- **Task directions**:
Of all the lines in the material below, how many include the string "screenshot"? Give the number only.
··· Records to use
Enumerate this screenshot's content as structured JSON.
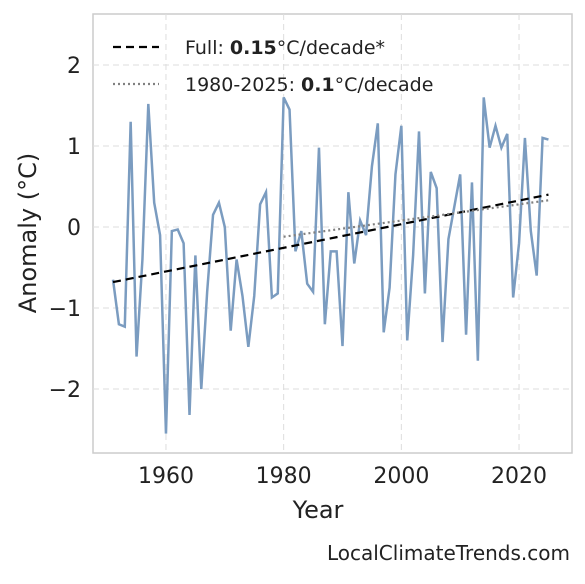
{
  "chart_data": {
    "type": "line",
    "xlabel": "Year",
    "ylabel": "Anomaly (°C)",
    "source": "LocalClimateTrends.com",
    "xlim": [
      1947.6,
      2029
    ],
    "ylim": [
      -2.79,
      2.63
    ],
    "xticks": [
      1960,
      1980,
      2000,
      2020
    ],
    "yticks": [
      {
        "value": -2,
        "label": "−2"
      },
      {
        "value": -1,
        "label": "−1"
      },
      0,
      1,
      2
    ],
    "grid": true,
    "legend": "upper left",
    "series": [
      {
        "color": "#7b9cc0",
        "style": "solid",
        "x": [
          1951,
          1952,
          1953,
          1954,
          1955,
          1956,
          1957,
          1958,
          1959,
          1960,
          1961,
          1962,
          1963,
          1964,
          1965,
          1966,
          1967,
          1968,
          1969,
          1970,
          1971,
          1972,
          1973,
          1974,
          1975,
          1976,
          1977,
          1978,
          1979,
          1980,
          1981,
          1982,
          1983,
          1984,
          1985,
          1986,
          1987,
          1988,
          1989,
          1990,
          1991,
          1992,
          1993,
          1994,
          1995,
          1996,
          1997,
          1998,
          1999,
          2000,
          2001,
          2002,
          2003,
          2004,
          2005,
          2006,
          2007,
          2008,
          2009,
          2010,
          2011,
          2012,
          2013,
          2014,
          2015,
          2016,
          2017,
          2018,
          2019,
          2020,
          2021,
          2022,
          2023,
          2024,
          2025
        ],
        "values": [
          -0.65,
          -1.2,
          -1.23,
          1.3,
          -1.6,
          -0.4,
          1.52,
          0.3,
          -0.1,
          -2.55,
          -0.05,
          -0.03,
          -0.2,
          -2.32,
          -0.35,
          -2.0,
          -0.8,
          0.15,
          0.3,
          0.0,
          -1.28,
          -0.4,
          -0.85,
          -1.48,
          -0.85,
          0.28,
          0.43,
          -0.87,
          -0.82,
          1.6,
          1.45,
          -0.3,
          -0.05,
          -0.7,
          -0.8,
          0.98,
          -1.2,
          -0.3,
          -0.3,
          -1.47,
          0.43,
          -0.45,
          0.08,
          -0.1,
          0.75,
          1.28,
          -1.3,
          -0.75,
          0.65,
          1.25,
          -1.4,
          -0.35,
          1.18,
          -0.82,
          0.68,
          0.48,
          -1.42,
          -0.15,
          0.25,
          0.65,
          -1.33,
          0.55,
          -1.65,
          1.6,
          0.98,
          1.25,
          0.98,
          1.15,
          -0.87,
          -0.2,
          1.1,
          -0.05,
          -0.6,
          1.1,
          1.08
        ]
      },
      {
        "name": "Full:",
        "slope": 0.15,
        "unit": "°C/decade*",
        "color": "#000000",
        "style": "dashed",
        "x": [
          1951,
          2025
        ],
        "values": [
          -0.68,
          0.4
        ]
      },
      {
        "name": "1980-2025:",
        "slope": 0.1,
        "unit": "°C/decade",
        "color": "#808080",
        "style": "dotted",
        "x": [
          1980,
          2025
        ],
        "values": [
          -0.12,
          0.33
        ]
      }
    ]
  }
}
······
··· Records to use
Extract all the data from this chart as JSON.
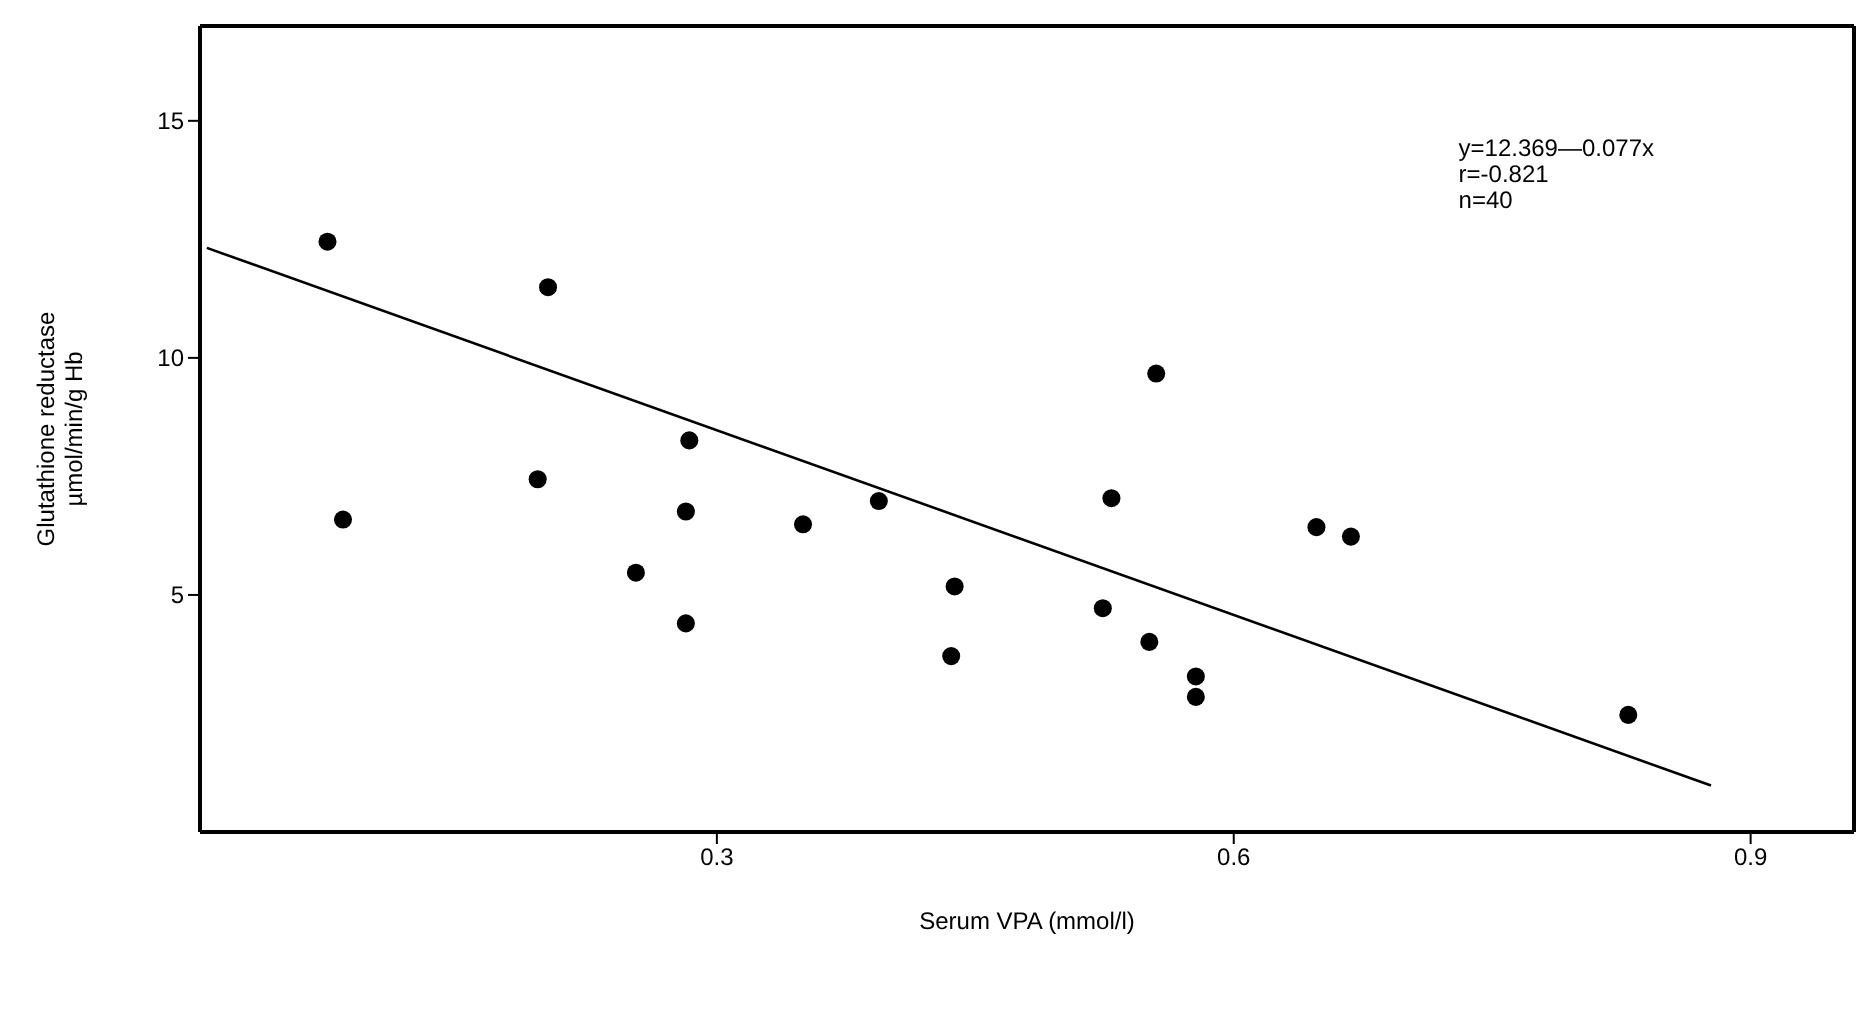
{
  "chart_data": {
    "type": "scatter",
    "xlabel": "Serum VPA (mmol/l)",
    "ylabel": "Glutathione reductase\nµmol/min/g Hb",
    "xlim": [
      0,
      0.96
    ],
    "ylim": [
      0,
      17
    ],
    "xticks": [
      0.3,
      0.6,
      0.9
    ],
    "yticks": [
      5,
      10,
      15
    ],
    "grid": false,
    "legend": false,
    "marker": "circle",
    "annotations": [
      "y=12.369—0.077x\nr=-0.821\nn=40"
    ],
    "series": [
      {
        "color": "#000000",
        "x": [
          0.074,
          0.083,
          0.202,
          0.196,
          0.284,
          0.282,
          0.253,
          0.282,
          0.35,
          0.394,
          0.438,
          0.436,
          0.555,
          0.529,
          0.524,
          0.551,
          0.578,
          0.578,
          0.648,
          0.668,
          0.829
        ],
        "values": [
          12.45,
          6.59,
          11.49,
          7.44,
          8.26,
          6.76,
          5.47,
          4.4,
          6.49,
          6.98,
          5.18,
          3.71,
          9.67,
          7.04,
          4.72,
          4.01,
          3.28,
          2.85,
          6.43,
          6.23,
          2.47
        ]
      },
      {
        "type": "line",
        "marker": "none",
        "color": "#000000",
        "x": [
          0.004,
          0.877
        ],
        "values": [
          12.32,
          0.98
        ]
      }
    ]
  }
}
······
··· Records to use
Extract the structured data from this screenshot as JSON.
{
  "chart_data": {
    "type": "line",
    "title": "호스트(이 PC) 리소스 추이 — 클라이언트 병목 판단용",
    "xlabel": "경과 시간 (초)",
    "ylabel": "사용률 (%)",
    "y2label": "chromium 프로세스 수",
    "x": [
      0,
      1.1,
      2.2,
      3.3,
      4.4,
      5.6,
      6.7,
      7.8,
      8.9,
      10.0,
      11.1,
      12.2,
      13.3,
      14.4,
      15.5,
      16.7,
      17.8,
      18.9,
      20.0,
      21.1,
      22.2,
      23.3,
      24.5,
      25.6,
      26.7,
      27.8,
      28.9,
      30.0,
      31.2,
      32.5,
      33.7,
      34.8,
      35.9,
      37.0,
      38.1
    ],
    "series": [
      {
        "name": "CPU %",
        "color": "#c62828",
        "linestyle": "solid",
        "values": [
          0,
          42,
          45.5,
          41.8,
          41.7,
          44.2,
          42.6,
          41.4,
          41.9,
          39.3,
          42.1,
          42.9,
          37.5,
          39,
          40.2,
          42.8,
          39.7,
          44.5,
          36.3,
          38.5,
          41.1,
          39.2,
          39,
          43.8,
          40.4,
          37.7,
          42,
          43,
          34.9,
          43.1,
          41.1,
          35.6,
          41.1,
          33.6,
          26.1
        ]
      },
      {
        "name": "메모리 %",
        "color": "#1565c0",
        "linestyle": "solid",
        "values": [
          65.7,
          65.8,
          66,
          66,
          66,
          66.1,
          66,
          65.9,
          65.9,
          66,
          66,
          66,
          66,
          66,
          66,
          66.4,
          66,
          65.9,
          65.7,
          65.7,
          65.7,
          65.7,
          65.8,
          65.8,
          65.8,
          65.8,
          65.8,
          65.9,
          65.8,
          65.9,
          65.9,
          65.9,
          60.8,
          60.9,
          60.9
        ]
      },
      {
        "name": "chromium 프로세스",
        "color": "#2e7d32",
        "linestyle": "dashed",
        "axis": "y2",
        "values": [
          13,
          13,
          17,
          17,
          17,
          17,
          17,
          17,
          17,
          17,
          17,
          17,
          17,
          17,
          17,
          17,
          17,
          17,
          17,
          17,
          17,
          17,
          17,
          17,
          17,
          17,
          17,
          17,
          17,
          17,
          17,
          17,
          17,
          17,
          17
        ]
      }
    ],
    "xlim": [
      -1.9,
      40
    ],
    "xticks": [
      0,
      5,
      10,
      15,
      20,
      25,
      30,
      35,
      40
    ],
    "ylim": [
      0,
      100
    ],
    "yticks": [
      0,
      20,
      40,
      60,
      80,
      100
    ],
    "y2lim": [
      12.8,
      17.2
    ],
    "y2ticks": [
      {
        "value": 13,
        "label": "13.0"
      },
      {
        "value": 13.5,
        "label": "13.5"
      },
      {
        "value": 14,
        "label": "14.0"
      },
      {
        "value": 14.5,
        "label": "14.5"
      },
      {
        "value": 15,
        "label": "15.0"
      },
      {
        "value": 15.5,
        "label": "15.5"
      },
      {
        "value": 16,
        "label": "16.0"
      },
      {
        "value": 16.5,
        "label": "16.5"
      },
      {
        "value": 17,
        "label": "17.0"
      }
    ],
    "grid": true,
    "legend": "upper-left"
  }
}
······
- **Final result**:
2